*** DATA

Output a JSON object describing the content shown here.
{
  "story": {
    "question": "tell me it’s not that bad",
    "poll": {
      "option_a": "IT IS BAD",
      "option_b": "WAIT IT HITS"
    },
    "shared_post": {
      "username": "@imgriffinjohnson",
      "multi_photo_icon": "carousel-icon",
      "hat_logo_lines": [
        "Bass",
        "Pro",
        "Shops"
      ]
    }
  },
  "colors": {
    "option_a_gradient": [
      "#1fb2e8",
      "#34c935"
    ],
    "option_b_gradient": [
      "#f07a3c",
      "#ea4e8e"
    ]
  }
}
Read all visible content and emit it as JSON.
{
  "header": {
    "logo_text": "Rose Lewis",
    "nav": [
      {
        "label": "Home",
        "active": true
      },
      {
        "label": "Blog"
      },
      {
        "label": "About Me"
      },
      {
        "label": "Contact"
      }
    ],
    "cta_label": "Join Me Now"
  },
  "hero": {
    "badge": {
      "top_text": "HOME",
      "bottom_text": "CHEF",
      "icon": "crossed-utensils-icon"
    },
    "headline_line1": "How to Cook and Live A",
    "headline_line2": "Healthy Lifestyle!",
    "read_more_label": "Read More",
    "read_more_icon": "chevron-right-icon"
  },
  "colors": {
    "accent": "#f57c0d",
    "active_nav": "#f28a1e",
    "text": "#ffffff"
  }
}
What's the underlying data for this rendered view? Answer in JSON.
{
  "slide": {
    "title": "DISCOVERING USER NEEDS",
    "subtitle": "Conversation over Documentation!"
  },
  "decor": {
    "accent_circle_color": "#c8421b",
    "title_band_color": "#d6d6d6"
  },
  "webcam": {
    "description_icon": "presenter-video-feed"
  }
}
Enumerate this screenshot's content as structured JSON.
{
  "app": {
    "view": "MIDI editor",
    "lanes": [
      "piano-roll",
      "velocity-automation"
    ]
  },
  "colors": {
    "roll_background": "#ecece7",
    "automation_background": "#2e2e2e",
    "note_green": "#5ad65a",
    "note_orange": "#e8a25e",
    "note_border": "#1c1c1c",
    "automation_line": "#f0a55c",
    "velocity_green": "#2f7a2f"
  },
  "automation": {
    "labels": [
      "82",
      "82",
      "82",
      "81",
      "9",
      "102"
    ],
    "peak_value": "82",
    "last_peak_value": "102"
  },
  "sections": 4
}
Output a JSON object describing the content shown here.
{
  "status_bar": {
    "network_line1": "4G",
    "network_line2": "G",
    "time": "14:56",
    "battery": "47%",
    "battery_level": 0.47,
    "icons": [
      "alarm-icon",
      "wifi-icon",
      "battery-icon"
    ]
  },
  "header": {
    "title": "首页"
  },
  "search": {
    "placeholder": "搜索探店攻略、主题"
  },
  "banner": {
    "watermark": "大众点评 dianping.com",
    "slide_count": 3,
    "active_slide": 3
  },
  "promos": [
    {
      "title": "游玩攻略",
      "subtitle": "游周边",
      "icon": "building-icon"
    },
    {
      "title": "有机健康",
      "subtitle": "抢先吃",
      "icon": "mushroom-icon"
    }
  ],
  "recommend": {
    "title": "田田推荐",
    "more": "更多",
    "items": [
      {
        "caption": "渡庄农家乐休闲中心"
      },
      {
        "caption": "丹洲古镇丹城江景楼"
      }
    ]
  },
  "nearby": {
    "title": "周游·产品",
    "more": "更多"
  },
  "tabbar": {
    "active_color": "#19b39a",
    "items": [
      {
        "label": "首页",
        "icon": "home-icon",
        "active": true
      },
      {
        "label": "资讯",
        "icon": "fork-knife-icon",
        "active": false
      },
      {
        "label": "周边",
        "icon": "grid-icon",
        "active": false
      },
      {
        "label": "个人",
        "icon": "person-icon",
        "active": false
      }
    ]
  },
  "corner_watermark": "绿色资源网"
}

******

▶ **YOUR INSTRUCTIONS**
Retype the records above exactly.

▶ **ANSWER TO THIS PROBLEM**
Output a JSON object describing the content shown here.
{
  "story": {
    "question": "tell me it’s not that bad",
    "poll": {
      "option_a": "IT IS BAD",
      "option_b": "WAIT IT HITS"
    },
    "shared_post": {
      "username": "@imgriffinjohnson",
      "multi_photo_icon": "carousel-icon",
      "hat_logo_lines": [
        "Bass",
        "Pro",
        "Shops"
      ]
    }
  },
  "colors": {
    "option_a_gradient": [
      "#1fb2e8",
      "#34c935"
    ],
    "option_b_gradient": [
      "#f07a3c",
      "#ea4e8e"
    ]
  }
}
Read all visible content and emit it as JSON.
{
  "header": {
    "logo_text": "Rose Lewis",
    "nav": [
      {
        "label": "Home",
        "active": true
      },
      {
        "label": "Blog"
      },
      {
        "label": "About Me"
      },
      {
        "label": "Contact"
      }
    ],
    "cta_label": "Join Me Now"
  },
  "hero": {
    "badge": {
      "top_text": "HOME",
      "bottom_text": "CHEF",
      "icon": "crossed-utensils-icon"
    },
    "headline_line1": "How to Cook and Live A",
    "headline_line2": "Healthy Lifestyle!",
    "read_more_label": "Read More",
    "read_more_icon": "chevron-right-icon"
  },
  "colors": {
    "accent": "#f57c0d",
    "active_nav": "#f28a1e",
    "text": "#ffffff"
  }
}
What's the underlying data for this rendered view? Answer in JSON.
{
  "slide": {
    "title": "DISCOVERING USER NEEDS",
    "subtitle": "Conversation over Documentation!"
  },
  "decor": {
    "accent_circle_color": "#c8421b",
    "title_band_color": "#d6d6d6"
  },
  "webcam": {
    "description_icon": "presenter-video-feed"
  }
}
Enumerate this screenshot's content as structured JSON.
{
  "app": {
    "view": "MIDI editor",
    "lanes": [
      "piano-roll",
      "velocity-automation"
    ]
  },
  "colors": {
    "roll_background": "#ecece7",
    "automation_background": "#2e2e2e",
    "note_green": "#5ad65a",
    "note_orange": "#e8a25e",
    "note_border": "#1c1c1c",
    "automation_line": "#f0a55c",
    "velocity_green": "#2f7a2f"
  },
  "automation": {
    "labels": [
      "82",
      "82",
      "82",
      "81",
      "9",
      "102"
    ],
    "peak_value": "82",
    "last_peak_value": "102"
  },
  "sections": 4
}
Output a JSON object describing the content shown here.
{
  "status_bar": {
    "network_line1": "4G",
    "network_line2": "G",
    "time": "14:56",
    "battery": "47%",
    "battery_level": 0.47,
    "icons": [
      "alarm-icon",
      "wifi-icon",
      "battery-icon"
    ]
  },
  "header": {
    "title": "首页"
  },
  "search": {
    "placeholder": "搜索探店攻略、主题"
  },
  "banner": {
    "watermark": "大众点评 dianping.com",
    "slide_count": 3,
    "active_slide": 3
  },
  "promos": [
    {
      "title": "游玩攻略",
      "subtitle": "游周边",
      "icon": "building-icon"
    },
    {
      "title": "有机健康",
      "subtitle": "抢先吃",
      "icon": "mushroom-icon"
    }
  ],
  "recommend": {
    "title": "田田推荐",
    "more": "更多",
    "items": [
      {
        "caption": "渡庄农家乐休闲中心"
      },
      {
        "caption": "丹洲古镇丹城江景楼"
      }
    ]
  },
  "nearby": {
    "title": "周游·产品",
    "more": "更多"
  },
  "tabbar": {
    "active_color": "#19b39a",
    "items": [
      {
        "label": "首页",
        "icon": "home-icon",
        "active": true
      },
      {
        "label": "资讯",
        "icon": "fork-knife-icon",
        "active": false
      },
      {
        "label": "周边",
        "icon": "grid-icon",
        "active": false
      },
      {
        "label": "个人",
        "icon": "person-icon",
        "active": false
      }
    ]
  },
  "corner_watermark": "绿色资源网"
}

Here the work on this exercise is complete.